◆ **WORK TO BE COMPLETED**: Scan the listing below and copy every line holding "JSON".

(Data excerpts)
● ● ● ●

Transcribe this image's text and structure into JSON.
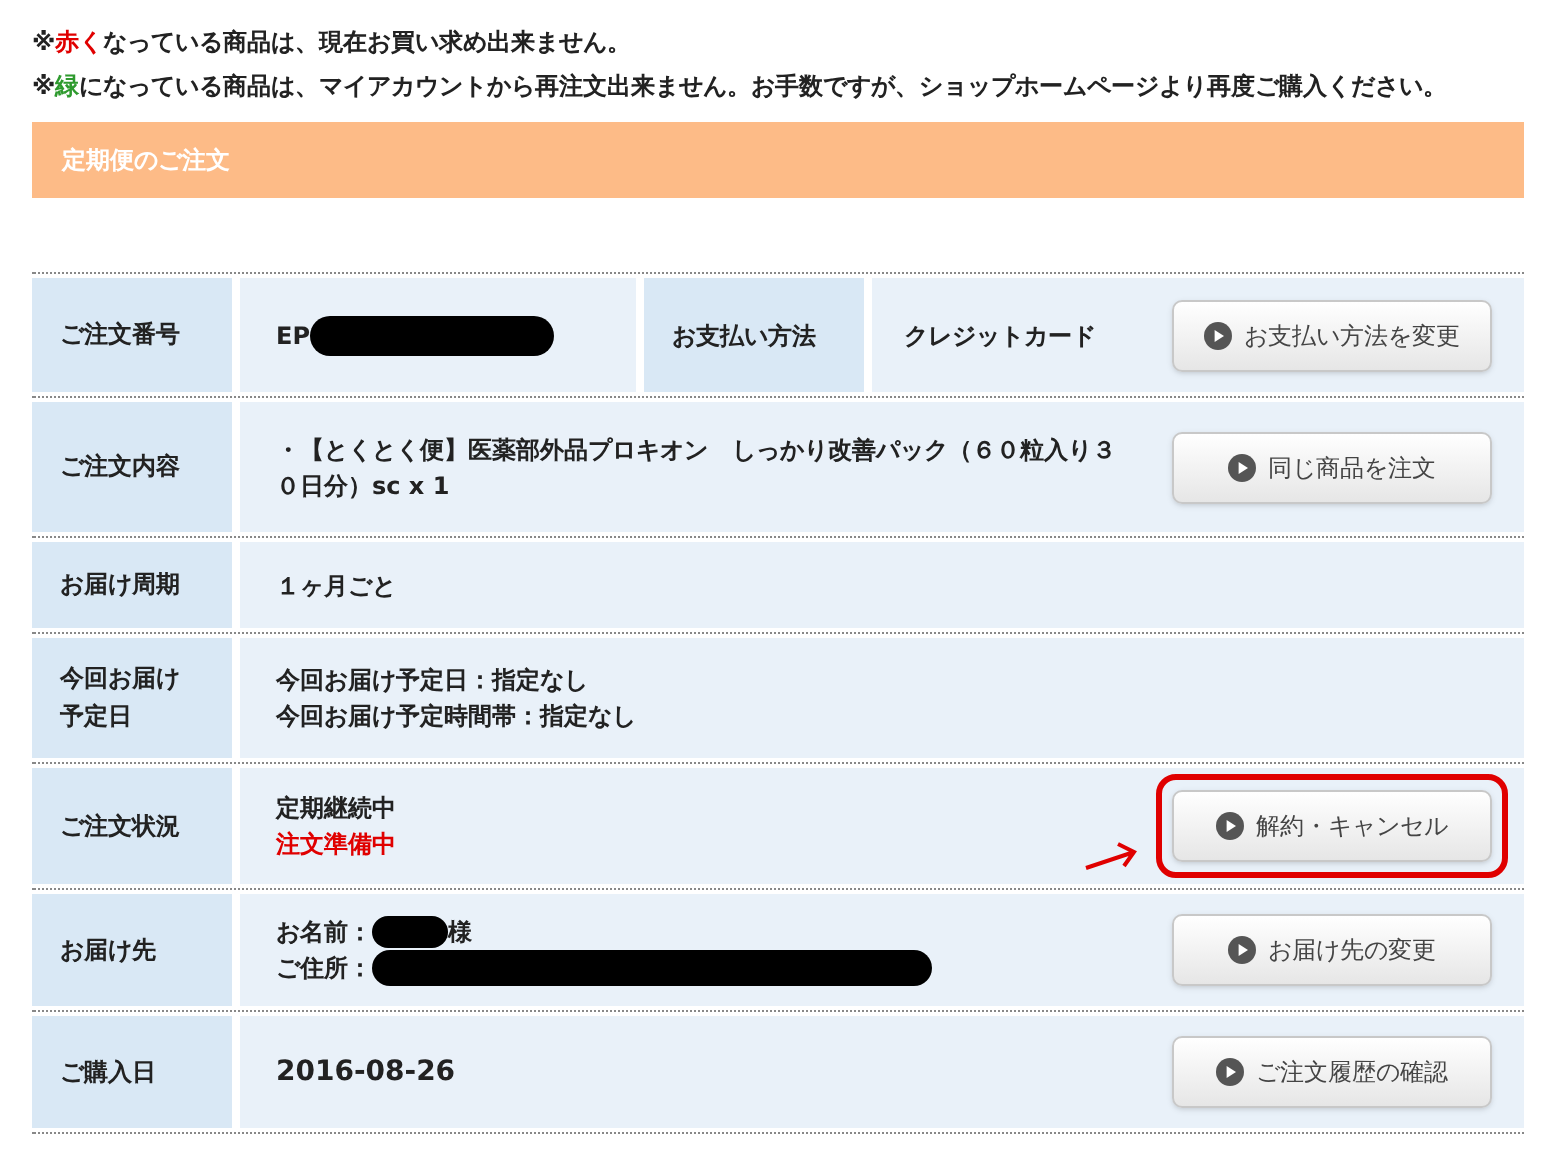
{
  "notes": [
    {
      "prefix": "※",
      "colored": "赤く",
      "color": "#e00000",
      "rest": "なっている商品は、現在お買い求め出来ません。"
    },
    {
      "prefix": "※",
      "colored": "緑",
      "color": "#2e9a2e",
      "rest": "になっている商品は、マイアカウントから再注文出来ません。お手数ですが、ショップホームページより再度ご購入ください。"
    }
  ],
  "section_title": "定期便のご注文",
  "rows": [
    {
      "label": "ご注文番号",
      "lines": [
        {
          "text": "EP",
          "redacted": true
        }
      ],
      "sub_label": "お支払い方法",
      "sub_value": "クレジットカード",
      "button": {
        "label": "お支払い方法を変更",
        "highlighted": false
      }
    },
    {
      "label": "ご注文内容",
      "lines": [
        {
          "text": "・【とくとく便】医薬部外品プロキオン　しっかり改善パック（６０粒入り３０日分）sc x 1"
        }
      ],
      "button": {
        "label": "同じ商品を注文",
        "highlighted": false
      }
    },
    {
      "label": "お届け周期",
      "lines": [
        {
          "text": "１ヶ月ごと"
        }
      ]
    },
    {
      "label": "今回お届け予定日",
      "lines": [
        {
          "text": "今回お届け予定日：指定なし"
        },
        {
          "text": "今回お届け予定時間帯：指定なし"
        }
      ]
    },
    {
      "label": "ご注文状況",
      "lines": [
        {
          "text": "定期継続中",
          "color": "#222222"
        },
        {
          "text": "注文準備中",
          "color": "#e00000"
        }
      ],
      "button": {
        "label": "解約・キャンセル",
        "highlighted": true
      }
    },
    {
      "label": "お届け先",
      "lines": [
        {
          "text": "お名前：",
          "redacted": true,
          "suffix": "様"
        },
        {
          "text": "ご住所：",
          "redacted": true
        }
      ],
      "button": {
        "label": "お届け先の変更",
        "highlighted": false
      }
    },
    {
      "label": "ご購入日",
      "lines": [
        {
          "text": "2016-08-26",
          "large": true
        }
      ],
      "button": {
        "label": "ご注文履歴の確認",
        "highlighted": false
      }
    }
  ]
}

● ● ● ●

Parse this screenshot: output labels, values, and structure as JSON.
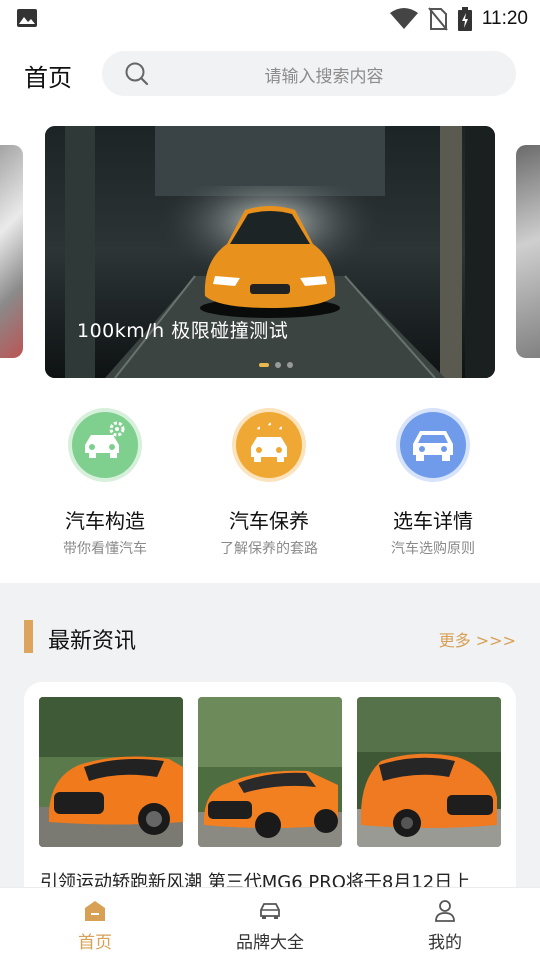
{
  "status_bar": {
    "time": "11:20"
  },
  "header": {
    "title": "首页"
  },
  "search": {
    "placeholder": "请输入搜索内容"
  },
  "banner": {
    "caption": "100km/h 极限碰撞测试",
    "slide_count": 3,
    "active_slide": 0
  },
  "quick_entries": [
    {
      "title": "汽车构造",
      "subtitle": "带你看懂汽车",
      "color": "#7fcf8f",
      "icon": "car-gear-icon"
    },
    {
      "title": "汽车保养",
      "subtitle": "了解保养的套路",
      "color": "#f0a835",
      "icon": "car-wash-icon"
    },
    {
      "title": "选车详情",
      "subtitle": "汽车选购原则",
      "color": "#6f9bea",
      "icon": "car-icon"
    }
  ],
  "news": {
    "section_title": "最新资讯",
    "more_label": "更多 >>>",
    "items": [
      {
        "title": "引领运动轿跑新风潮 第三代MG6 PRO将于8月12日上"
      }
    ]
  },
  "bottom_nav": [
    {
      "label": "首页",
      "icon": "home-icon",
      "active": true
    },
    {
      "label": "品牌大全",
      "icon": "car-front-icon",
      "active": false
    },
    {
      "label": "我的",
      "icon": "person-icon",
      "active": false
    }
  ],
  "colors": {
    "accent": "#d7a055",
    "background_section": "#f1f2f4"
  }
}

● ● ● ●

◆ **EXERCISE SOLUTION**:
Transcribe this image's text and structure into JSON.
Parse this screenshot: output labels, values, and structure as JSON.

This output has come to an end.